* START *
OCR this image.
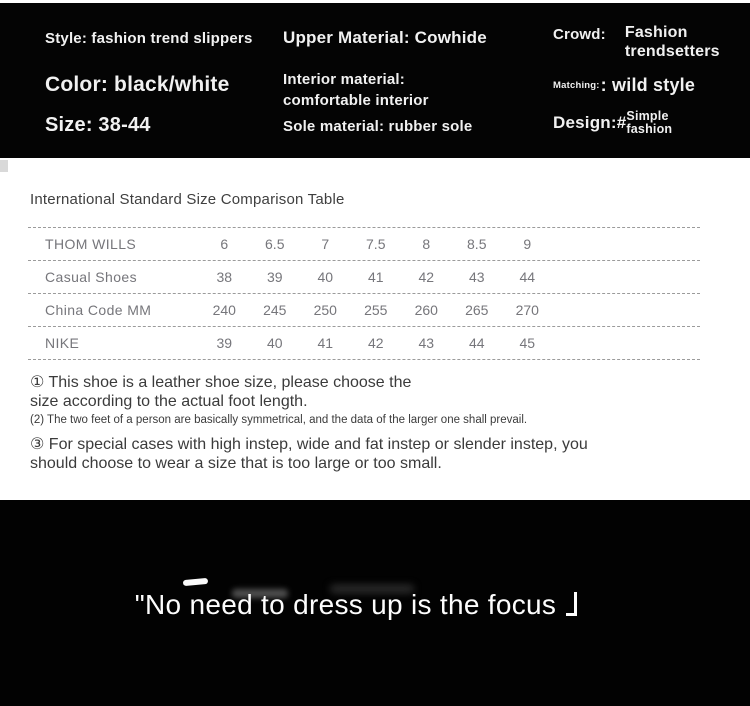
Style: fashion trend slippers
Color: black/white
Size: 38-44
Upper Material: Cowhide
Interior material:
comfortable interior
Sole material: rubber sole
Crowd: Fashion trendsetters
Matching: : wild style
Design:# Simple
fashion
International Standard Size Comparison Table
THOM WILLS	6	6.5	7	7.5	8	8.5	9
Casual Shoes	38	39	40	41	42	43	44
China Code MM	240	245	250	255	260	265	270
NIKE	39	40	41	42	43	44	45
① This shoe is a leather shoe size, please choose the
size according to the actual foot length.
(2) The two feet of a person are basically symmetrical, and the data of the larger one shall prevail.
③ For special cases with high instep, wide and fat instep or slender instep, you
should choose to wear a size that is too large or too small.
"No need to dress up is the focus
* END *
**Exercise prompt**
Apart from the pictures, the entries above are to be repeated in full and exactly.

**Finished answer**
OCR this image.
Style: fashion trend slippers
Color: black/white
Size: 38-44
Upper Material: Cowhide
Interior material:
comfortable interior
Sole material: rubber sole
Crowd: Fashion trendsetters
Matching: : wild style
Design:# Simple
fashion
International Standard Size Comparison Table
THOM WILLS	6	6.5	7	7.5	8	8.5	9
Casual Shoes	38	39	40	41	42	43	44
China Code MM	240	245	250	255	260	265	270
NIKE	39	40	41	42	43	44	45
① This shoe is a leather shoe size, please choose the
size according to the actual foot length.
(2) The two feet of a person are basically symmetrical, and the data of the larger one shall prevail.
③ For special cases with high instep, wide and fat instep or slender instep, you
should choose to wear a size that is too large or too small.
"No need to dress up is the focus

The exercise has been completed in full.